◆ **SOURCE TEXT**:
□ □ □ □ □
# CBS Program



## HDTVFreak07 (Sep 12, 2007)

Did anybody watch CBS programs last night such as NCIS, The Mentalist and Without A Trace? If anybody did, was it in HD? For some reason, I wasn't able to watch it in 16:9 format... it was in 4:3 all night long. I'm just wondering if it was our local station or the headquarter. I wish that there was someone at the local station to monitor the signals so that if it was the local problem and it went 4:3, someone could be there to fix the problem. I'm afraid of a "burn-in" if I watch the station for three hours with 4:3 and no 16:9.


----------



## Tower Guy (Jul 27, 2005)

HDTVFreak07 said:


> Did anybody watch CBS programs last night such as NCIS, The Mentalist and Without A Trace? Was it in HD? It was in 4:3 all night long. I'm just wondering if it was our local station or the headquarter.


No problem in Albany, NY


----------



## say-what (Dec 14, 2006)

I suspect your local station forgot to throw the switch or was having tecnical difficulties. I watched NCIS and it was in 16:9


----------



## cocoario (Nov 5, 2008)

no problem in Louisiana


----------



## HDTVFreak07 (Sep 12, 2007)

Well, hopefully they fixed the problem so I can enjoy Criminal Minds and CSI : NY tonight.


----------
□ □ □ □ □
◆ **BRIEF**: Rewrite the part of the CBS HD thread starting at "# CBS Program" and ending at "and no 16:9.", putting "affiliate" in place of "local station". The data here have nothing to do with the CBS HD thread.

◆ **SUPPLIED DATA**:
□ □ □ □ □
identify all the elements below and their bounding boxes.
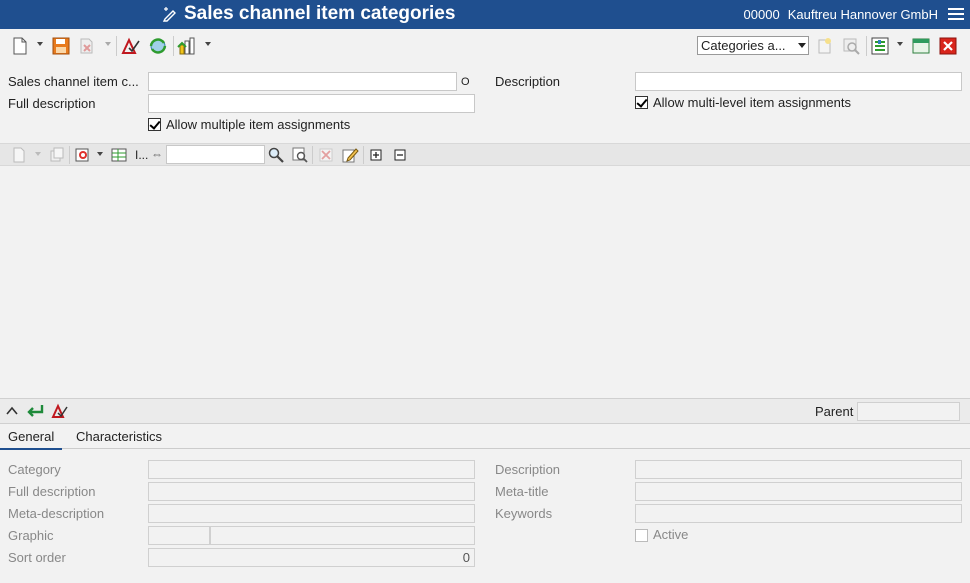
□ □ □ □ □
◆ **SOLUTION TO THIS PROBLEM**:
# CBS Program



## HDTVFreak07 (Sep 12, 2007)

Did anybody watch CBS programs last night such as NCIS, The Mentalist and Without A Trace? If anybody did, was it in HD? For some reason, I wasn't able to watch it in 16:9 format... it was in 4:3 all night long. I'm just wondering if it was our affiliate or the headquarter. I wish that there was someone at the affiliate to monitor the signals so that if it was the local problem and it went 4:3, someone could be there to fix the problem. I'm afraid of a "burn-in" if I watch the station for three hours with 4:3 and no 16:9.